• **WHAT IS NEEDED**:
Where does the string "Kennzeichen" appear in the records? Copy every line that contains it.

─── EXERCISE MATERIALS

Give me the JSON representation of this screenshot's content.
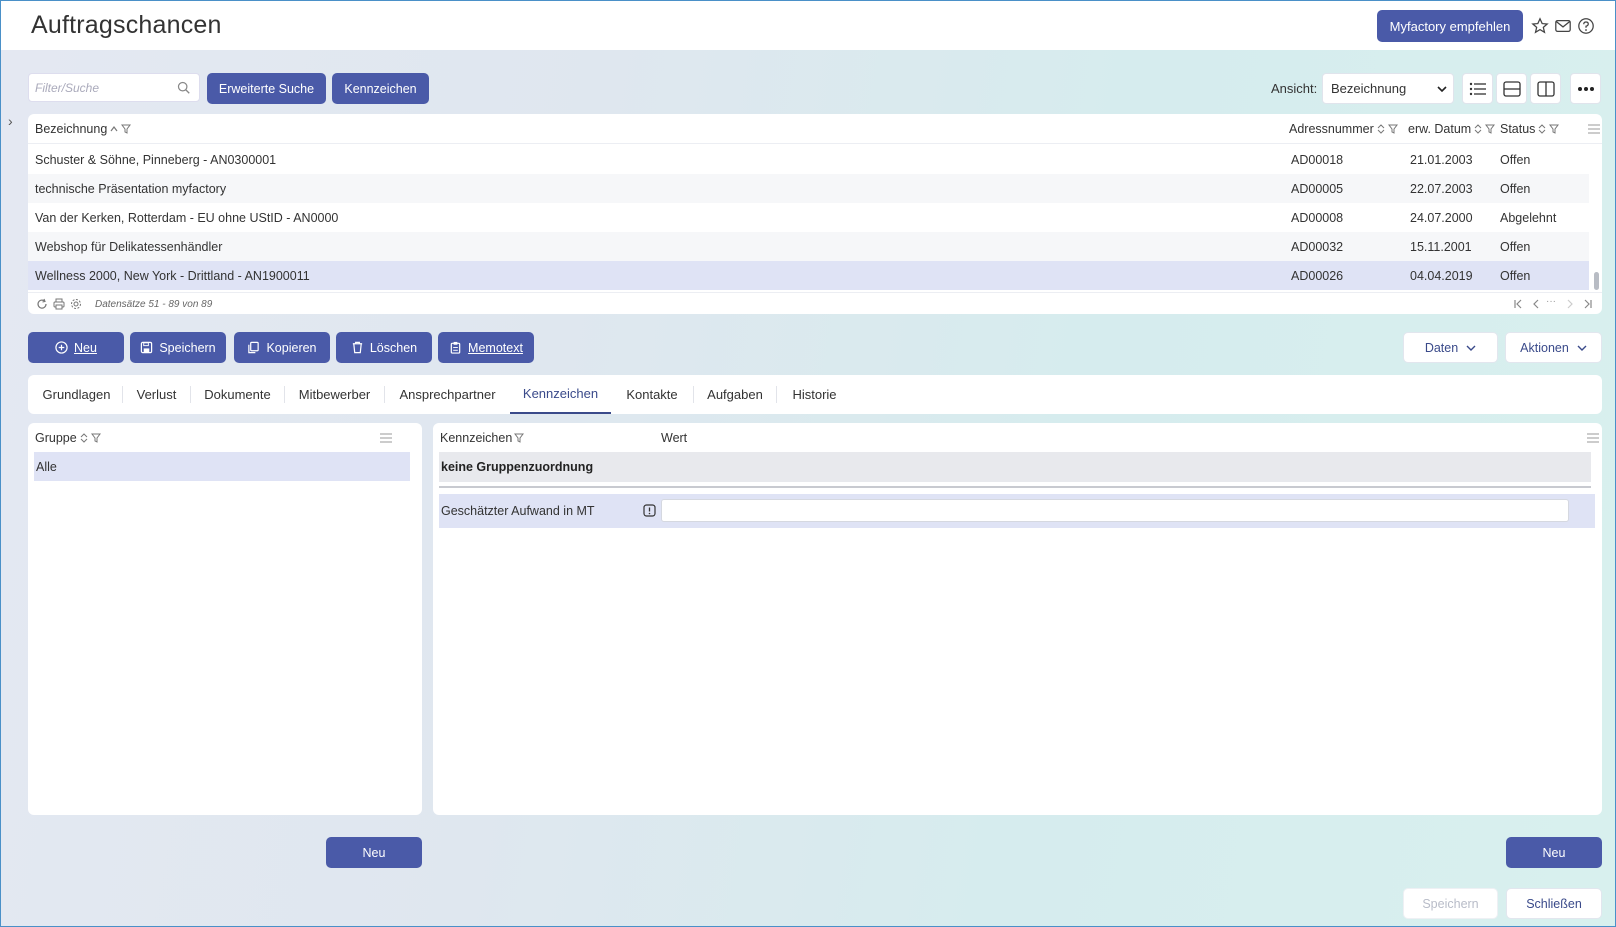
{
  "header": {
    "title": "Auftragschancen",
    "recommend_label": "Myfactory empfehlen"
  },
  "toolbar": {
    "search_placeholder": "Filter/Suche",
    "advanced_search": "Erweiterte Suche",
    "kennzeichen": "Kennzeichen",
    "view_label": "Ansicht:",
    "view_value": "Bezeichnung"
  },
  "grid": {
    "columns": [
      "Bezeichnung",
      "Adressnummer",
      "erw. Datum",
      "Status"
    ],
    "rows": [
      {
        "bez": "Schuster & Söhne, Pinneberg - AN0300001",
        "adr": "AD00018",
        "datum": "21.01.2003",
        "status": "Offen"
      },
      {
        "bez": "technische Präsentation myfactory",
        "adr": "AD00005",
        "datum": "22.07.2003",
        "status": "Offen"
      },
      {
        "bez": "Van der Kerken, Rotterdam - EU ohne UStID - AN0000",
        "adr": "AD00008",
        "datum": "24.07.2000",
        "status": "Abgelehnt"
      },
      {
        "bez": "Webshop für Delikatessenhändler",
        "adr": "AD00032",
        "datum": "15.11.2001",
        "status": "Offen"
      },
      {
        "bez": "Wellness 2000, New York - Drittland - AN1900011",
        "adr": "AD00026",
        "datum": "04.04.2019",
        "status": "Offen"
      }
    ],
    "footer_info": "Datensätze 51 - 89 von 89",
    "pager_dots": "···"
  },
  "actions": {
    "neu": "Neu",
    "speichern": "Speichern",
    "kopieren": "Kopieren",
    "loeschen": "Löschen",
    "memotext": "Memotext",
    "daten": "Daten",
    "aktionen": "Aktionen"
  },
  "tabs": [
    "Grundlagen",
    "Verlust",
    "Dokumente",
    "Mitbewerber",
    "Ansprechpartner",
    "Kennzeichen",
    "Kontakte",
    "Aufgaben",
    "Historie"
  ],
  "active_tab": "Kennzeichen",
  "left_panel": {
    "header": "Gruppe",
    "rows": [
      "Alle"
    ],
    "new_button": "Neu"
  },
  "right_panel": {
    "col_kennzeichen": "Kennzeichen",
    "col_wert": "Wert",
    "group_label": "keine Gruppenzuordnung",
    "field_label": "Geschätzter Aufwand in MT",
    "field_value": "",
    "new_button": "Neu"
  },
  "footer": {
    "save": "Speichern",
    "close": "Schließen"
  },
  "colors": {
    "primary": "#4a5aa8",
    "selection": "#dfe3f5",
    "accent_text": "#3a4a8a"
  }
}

──────
─── EXERCISE MATERIALS

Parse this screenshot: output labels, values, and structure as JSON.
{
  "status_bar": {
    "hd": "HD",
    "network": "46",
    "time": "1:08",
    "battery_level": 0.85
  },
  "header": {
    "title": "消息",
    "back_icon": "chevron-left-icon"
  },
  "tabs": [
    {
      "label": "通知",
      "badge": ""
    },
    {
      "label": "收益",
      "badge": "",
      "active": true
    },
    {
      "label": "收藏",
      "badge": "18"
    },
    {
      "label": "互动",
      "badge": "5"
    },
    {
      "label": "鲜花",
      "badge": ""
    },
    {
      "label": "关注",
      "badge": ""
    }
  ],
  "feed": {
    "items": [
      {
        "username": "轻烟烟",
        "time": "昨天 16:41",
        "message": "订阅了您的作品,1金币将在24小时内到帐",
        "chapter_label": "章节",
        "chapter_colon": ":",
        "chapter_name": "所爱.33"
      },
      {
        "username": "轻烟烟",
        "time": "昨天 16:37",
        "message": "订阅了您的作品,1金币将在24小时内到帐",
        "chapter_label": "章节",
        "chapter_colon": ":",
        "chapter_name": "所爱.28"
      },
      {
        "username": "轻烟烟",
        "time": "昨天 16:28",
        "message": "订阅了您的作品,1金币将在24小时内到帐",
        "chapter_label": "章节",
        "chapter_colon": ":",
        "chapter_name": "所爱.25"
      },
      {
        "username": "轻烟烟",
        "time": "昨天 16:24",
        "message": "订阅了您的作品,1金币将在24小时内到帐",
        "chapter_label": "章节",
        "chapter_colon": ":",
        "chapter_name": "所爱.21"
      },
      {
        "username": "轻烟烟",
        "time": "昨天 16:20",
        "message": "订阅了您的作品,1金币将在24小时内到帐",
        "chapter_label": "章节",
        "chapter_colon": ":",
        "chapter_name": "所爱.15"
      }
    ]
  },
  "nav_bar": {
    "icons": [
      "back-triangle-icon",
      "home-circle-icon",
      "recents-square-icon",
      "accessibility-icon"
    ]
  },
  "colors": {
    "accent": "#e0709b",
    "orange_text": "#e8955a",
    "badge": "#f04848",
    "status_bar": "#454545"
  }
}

──────

• **WORKED ANSWER**:
    "kennzeichen": "Kennzeichen",
    "Kennzeichen",
  "active_tab": "Kennzeichen",
    "col_kennzeichen": "Kennzeichen",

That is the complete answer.